* _OBJECTIVE_
Take every line from the material that has the word "Tall" in it.

* _DATASET RECORDS_
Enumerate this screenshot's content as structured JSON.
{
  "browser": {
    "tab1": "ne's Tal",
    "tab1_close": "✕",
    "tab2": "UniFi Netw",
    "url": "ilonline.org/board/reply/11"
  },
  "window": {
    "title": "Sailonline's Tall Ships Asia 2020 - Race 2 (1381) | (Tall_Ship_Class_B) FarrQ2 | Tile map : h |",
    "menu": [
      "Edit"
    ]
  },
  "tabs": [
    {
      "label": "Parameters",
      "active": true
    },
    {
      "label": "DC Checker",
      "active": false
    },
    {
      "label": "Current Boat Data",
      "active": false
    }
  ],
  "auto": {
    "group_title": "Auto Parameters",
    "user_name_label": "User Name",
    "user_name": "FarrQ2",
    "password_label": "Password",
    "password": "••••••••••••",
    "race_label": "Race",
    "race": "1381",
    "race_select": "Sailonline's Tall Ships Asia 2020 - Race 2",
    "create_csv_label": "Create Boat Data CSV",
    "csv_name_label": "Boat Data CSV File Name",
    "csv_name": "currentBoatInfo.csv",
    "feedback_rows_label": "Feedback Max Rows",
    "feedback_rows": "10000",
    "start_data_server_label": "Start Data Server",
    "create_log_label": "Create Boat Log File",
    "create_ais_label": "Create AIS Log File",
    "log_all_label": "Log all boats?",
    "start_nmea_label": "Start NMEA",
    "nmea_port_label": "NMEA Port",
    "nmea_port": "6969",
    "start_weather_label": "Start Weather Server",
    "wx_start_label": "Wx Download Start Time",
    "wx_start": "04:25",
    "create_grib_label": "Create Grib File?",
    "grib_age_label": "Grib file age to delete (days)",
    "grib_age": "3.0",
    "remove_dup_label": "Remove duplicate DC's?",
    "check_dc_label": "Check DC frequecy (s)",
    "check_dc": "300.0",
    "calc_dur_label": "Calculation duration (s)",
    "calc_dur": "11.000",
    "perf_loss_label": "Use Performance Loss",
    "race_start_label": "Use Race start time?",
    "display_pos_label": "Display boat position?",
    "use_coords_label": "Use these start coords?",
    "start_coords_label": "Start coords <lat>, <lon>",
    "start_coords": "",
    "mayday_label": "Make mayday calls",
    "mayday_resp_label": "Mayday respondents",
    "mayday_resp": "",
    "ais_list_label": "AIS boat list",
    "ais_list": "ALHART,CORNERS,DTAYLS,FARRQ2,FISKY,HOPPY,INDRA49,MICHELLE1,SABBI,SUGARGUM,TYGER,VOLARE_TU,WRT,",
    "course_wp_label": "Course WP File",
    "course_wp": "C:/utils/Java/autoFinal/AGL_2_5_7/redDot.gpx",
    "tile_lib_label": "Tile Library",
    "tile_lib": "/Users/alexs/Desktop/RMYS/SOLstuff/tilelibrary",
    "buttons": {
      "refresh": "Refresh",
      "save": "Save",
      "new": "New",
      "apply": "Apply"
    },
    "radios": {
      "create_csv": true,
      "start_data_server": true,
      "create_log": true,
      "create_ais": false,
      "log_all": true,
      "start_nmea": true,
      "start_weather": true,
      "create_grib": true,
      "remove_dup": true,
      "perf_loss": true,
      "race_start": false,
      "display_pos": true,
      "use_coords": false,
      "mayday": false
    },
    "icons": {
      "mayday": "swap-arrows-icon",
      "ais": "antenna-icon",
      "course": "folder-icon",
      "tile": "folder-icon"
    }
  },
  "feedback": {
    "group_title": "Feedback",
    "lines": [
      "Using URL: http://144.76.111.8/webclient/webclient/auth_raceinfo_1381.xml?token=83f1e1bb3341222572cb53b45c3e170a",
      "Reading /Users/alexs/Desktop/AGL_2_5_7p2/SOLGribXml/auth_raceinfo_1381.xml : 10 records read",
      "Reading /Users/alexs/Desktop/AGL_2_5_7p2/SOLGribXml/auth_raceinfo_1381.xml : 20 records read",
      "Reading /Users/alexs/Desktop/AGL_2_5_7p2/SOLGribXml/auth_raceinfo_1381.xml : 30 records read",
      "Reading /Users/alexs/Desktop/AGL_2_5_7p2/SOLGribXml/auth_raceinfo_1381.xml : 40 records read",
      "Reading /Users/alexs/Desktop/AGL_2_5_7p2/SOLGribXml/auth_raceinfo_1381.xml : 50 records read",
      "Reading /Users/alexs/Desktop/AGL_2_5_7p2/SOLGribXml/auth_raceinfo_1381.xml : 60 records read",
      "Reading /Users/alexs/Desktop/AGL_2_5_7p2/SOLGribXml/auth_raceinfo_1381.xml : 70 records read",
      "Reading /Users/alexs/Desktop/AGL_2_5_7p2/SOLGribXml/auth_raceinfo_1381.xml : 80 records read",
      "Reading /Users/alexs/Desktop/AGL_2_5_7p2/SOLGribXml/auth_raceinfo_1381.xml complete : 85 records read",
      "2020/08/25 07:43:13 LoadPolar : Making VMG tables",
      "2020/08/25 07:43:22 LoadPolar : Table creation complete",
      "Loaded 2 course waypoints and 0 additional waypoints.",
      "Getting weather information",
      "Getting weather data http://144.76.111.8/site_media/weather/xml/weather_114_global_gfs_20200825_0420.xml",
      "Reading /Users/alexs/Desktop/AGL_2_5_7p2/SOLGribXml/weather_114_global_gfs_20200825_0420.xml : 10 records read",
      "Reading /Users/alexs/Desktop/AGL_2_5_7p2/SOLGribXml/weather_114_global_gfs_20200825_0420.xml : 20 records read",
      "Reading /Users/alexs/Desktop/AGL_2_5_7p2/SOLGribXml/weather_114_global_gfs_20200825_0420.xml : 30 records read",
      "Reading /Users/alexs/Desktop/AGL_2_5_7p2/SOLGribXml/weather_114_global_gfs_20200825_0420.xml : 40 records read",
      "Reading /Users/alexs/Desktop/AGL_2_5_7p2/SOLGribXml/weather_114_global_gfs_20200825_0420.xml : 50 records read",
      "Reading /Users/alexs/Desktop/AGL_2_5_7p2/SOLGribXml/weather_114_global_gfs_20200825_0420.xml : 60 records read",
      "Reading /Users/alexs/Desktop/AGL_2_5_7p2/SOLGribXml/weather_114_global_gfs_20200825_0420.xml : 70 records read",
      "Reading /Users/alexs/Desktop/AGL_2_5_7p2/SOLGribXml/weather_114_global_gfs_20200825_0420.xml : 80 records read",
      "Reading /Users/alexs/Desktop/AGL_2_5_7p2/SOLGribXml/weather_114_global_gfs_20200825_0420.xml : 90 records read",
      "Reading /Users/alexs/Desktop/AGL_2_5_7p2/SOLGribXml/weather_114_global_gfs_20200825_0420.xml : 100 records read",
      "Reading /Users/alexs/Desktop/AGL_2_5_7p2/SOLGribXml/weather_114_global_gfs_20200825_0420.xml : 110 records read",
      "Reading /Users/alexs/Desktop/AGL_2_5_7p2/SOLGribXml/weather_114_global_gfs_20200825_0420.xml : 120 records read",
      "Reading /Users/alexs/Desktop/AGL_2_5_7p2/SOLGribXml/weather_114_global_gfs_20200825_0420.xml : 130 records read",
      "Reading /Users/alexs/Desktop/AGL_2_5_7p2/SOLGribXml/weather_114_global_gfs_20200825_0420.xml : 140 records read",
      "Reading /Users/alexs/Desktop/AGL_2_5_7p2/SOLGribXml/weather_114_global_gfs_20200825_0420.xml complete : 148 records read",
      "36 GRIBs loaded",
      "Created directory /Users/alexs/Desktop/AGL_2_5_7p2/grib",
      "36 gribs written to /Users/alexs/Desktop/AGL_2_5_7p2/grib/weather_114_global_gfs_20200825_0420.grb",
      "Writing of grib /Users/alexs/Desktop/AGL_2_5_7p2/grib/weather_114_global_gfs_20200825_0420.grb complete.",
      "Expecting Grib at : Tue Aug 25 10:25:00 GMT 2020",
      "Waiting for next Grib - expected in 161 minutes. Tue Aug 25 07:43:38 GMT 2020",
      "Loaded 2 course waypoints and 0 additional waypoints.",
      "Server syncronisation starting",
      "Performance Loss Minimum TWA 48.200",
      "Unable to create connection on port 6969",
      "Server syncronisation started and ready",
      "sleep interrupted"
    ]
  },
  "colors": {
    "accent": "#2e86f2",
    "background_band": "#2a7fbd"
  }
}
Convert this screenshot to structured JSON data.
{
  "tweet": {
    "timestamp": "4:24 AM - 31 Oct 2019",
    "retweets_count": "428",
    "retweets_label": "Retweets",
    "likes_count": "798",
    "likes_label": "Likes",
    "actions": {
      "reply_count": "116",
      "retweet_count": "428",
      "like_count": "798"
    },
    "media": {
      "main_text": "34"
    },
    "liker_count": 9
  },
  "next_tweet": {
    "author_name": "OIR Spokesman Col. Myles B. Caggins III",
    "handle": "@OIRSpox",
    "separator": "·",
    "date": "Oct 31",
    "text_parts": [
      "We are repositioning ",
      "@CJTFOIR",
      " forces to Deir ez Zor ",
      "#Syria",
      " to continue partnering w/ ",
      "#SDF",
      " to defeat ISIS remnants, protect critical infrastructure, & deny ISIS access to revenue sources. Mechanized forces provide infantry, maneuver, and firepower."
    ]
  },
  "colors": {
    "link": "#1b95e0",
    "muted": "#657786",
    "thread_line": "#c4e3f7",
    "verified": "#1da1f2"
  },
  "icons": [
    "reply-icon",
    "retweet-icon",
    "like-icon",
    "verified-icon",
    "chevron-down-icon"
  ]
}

* _FINAL RESULT_
    "title": "Sailonline's Tall Ships Asia 2020 - Race 2 (1381) | (Tall_Ship_Class_B) FarrQ2 | Tile map : h |",
    "race_select": "Sailonline's Tall Ships Asia 2020 - Race 2",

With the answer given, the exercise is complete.